Excerpts from a layout annotation set:
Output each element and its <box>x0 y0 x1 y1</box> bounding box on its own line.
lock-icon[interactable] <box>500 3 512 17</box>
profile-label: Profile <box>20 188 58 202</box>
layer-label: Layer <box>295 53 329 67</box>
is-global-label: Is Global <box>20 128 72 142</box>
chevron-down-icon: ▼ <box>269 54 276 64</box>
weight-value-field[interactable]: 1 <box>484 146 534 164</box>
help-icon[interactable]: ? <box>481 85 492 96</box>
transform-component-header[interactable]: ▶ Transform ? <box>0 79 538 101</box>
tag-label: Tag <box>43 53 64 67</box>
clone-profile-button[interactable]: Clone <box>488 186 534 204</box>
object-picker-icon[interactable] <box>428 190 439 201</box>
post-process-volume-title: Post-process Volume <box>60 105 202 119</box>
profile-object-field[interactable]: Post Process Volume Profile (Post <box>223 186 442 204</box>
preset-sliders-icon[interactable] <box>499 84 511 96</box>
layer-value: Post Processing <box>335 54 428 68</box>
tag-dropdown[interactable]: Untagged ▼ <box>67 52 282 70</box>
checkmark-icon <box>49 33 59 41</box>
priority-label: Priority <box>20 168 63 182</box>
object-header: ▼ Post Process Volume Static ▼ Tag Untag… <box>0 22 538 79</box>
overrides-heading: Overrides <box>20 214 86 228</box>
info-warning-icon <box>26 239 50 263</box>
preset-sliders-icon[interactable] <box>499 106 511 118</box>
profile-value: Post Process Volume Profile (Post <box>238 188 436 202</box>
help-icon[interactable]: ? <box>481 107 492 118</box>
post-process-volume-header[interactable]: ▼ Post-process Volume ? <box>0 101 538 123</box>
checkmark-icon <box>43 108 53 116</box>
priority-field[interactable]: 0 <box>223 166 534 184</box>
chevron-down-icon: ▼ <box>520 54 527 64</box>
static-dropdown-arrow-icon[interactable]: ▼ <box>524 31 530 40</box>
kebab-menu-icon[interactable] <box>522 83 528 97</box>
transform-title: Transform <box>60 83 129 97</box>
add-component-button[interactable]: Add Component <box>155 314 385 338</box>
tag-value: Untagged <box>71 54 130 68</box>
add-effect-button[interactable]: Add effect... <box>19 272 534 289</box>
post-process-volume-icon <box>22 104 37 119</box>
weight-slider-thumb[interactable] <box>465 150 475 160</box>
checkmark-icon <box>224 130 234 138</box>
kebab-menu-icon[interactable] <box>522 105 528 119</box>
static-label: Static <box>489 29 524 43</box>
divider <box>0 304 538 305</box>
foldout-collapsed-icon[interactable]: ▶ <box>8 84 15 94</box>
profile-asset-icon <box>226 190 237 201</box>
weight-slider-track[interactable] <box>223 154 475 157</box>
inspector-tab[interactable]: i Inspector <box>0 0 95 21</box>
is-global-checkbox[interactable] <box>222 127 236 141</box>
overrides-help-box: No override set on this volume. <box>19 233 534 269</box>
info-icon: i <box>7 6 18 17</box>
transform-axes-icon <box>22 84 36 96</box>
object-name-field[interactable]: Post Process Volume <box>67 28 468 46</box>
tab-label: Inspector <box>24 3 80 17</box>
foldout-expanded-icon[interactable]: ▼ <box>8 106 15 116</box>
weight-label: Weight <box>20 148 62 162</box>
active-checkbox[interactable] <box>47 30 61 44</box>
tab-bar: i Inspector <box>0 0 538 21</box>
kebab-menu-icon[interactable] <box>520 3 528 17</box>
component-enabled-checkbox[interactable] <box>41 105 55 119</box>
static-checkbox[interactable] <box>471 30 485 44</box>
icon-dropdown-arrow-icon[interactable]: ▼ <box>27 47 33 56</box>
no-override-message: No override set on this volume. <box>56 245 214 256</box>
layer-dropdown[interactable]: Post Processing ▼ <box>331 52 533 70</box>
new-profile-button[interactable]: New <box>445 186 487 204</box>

GIVEN PROBLEM » Put every line of the records into a JSON list of strings, one string per line, with blank lines omitted.

REPLY »
[
  "Output each element and its <box>x0 y0 x1 y1</box> bounding box on its own line.",
  "lock-icon[interactable] <box>500 3 512 17</box>",
  "profile-label: Profile <box>20 188 58 202</box>",
  "layer-label: Layer <box>295 53 329 67</box>",
  "is-global-label: Is Global <box>20 128 72 142</box>",
  "chevron-down-icon: ▼ <box>269 54 276 64</box>",
  "weight-value-field[interactable]: 1 <box>484 146 534 164</box>",
  "help-icon[interactable]: ? <box>481 85 492 96</box>",
  "transform-component-header[interactable]: ▶ Transform ? <box>0 79 538 101</box>",
  "tag-label: Tag <box>43 53 64 67</box>",
  "clone-profile-button[interactable]: Clone <box>488 186 534 204</box>",
  "object-picker-icon[interactable] <box>428 190 439 201</box>",
  "post-process-volume-title: Post-process Volume <box>60 105 202 119</box>",
  "profile-object-field[interactable]: Post Process Volume Profile (Post <box>223 186 442 204</box>",
  "preset-sliders-icon[interactable] <box>499 84 511 96</box>",
  "layer-value: Post Processing <box>335 54 428 68</box>",
  "tag-dropdown[interactable]: Untagged ▼ <box>67 52 282 70</box>",
  "checkmark-icon <box>49 33 59 41</box>",
  "priority-label: Priority <box>20 168 63 182</box>",
  "object-header: ▼ Post Process Volume Static ▼ Tag Untag… <box>0 22 538 79</box>",
  "overrides-heading: Overrides <box>20 214 86 228</box>",
  "info-warning-icon <box>26 239 50 263</box>",
  "preset-sliders-icon[interactable] <box>499 106 511 118</box>",
  "profile-value: Post Process Volume Profile (Post <box>238 188 436 202</box>",
  "help-icon[interactable]: ? <box>481 107 492 118</box>",
  "post-process-volume-header[interactable]: ▼ Post-process Volume ? <box>0 101 538 123</box>",
  "checkmark-icon <box>43 108 53 116</box>",
  "priority-field[interactable]: 0 <box>223 166 534 184</box>",
  "chevron-down-icon: ▼ <box>520 54 527 64</box>",
  "static-dropdown-arrow-icon[interactable]: ▼ <box>524 31 530 40</box>",
  "kebab-menu-icon[interactable] <box>522 83 528 97</box>",
  "transform-title: Transform <box>60 83 129 97</box>",
  "add-component-button[interactable]: Add Component <box>155 314 385 338</box>",
  "tag-value: Untagged <box>71 54 130 68</box>",
  "add-effect-button[interactable]: Add effect... <box>19 272 534 289</box>",
  "post-process-volume-icon <box>22 104 37 119</box>",
  "weight-slider-thumb[interactable] <box>465 150 475 160</box>",
  "checkmark-icon <box>224 130 234 138</box>",
  "kebab-menu-icon[interactable] <box>522 105 528 119</box>",
  "static-label: Static <box>489 29 524 43</box>",
  "divider <box>0 304 538 305</box>",
  "foldout-collapsed-icon[interactable]: ▶ <box>8 84 15 94</box>",
  "profile-asset-icon <box>226 190 237 201</box>",
  "weight-slider-track[interactable] <box>223 154 475 157</box>",
  "inspector-tab[interactable]: i Inspector <box>0 0 95 21</box>",
  "is-global-checkbox[interactable] <box>222 127 236 141</box>",
  "overrides-help-box: No override set on this volume. <box>19 233 534 269</box>",
  "info-icon: i <box>7 6 18 17</box>",
  "transform-axes-icon <box>22 84 36 96</box>",
  "object-name-field[interactable]: Post Process Volume <box>67 28 468 46</box>",
  "tab-label: Inspector <box>24 3 80 17</box>",
  "foldout-expanded-icon[interactable]: ▼ <box>8 106 15 116</box>",
  "weight-label: Weight <box>20 148 62 162</box>",
  "active-checkbox[interactable] <box>47 30 61 44</box>",
  "tab-bar: i Inspector <box>0 0 538 21</box>",
  "kebab-menu-icon[interactable] <box>520 3 528 17</box>",
  "component-enabled-checkbox[interactable] <box>41 105 55 119</box>",
  "static-checkbox[interactable] <box>471 30 485 44</box>",
  "icon-dropdown-arrow-icon[interactable]: ▼ <box>27 47 33 56</box>",
  "no-override-message: No override set on this volume. <box>56 245 214 256</box>",
  "layer-dropdown[interactable]: Post Processing ▼ <box>331 52 533 70</box>",
  "new-profile-button[interactable]: New <box>445 186 487 204</box>"
]